Print out each entry below exactly, please.

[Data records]
"""

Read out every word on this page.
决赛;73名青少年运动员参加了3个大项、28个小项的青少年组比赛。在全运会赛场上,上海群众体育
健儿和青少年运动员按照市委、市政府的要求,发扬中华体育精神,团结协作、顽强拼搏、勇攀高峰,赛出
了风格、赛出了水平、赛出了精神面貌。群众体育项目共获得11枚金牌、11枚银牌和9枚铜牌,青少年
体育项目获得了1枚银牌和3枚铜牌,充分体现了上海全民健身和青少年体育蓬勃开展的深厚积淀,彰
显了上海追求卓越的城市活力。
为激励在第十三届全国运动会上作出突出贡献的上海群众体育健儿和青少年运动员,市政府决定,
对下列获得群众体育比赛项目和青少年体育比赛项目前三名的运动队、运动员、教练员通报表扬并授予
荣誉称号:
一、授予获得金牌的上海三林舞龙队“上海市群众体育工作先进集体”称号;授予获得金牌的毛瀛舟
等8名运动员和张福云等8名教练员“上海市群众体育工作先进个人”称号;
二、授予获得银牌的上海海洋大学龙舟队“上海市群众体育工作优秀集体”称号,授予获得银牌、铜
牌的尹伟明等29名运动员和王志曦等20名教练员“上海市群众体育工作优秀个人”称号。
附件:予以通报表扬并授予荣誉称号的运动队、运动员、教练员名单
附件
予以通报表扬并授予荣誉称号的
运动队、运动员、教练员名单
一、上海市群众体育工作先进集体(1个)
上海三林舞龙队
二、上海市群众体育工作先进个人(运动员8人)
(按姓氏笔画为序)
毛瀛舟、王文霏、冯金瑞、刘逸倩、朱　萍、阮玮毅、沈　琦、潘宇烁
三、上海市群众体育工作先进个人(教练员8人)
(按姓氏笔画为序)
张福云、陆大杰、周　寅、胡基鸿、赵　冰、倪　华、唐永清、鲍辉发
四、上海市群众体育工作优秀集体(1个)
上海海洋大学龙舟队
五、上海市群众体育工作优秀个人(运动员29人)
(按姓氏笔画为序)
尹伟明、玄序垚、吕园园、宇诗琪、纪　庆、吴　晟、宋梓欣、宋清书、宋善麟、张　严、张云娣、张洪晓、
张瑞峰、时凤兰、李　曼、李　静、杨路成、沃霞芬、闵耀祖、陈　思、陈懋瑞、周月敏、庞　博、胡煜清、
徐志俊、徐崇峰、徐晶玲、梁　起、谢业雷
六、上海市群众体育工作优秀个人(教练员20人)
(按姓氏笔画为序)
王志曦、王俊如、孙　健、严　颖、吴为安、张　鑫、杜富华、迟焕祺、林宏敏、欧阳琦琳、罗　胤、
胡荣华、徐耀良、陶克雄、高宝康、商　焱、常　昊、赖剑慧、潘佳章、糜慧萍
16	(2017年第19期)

"""

RESULT FOR THIS EXERCISE
Read out every word on this page.
决赛;73名青少年运动员参加了3个大项、28个小项的青少年组比赛。在全运会赛场上,上海群众体育
健儿和青少年运动员按照市委、市政府的要求,发扬中华体育精神,团结协作、顽强拼搏、勇攀高峰,赛出
了风格、赛出了水平、赛出了精神面貌。群众体育项目共获得11枚金牌、11枚银牌和9枚铜牌,青少年
体育项目获得了1枚银牌和3枚铜牌,充分体现了上海全民健身和青少年体育蓬勃开展的深厚积淀,彰
显了上海追求卓越的城市活力。
为激励在第十三届全国运动会上作出突出贡献的上海群众体育健儿和青少年运动员,市政府决定,
对下列获得群众体育比赛项目和青少年体育比赛项目前三名的运动队、运动员、教练员通报表扬并授予
荣誉称号:
一、授予获得金牌的上海三林舞龙队“上海市群众体育工作先进集体”称号;授予获得金牌的毛瀛舟
等8名运动员和张福云等8名教练员“上海市群众体育工作先进个人”称号;
二、授予获得银牌的上海海洋大学龙舟队“上海市群众体育工作优秀集体”称号,授予获得银牌、铜
牌的尹伟明等29名运动员和王志曦等20名教练员“上海市群众体育工作优秀个人”称号。
附件:予以通报表扬并授予荣誉称号的运动队、运动员、教练员名单
附件
予以通报表扬并授予荣誉称号的
运动队、运动员、教练员名单
一、上海市群众体育工作先进集体(1个)
上海三林舞龙队
二、上海市群众体育工作先进个人(运动员8人)
(按姓氏笔画为序)
毛瀛舟、王文霏、冯金瑞、刘逸倩、朱　萍、阮玮毅、沈　琦、潘宇烁
三、上海市群众体育工作先进个人(教练员8人)
(按姓氏笔画为序)
张福云、陆大杰、周　寅、胡基鸿、赵　冰、倪　华、唐永清、鲍辉发
四、上海市群众体育工作优秀集体(1个)
上海海洋大学龙舟队
五、上海市群众体育工作优秀个人(运动员29人)
(按姓氏笔画为序)
尹伟明、玄序垚、吕园园、宇诗琪、纪　庆、吴　晟、宋梓欣、宋清书、宋善麟、张　严、张云娣、张洪晓、
张瑞峰、时凤兰、李　曼、李　静、杨路成、沃霞芬、闵耀祖、陈　思、陈懋瑞、周月敏、庞　博、胡煜清、
徐志俊、徐崇峰、徐晶玲、梁　起、谢业雷
六、上海市群众体育工作优秀个人(教练员20人)
(按姓氏笔画为序)
王志曦、王俊如、孙　健、严　颖、吴为安、张　鑫、杜富华、迟焕祺、林宏敏、欧阳琦琳、罗　胤、
胡荣华、徐耀良、陶克雄、高宝康、商　焱、常　昊、赖剑慧、潘佳章、糜慧萍
16	(2017年第19期)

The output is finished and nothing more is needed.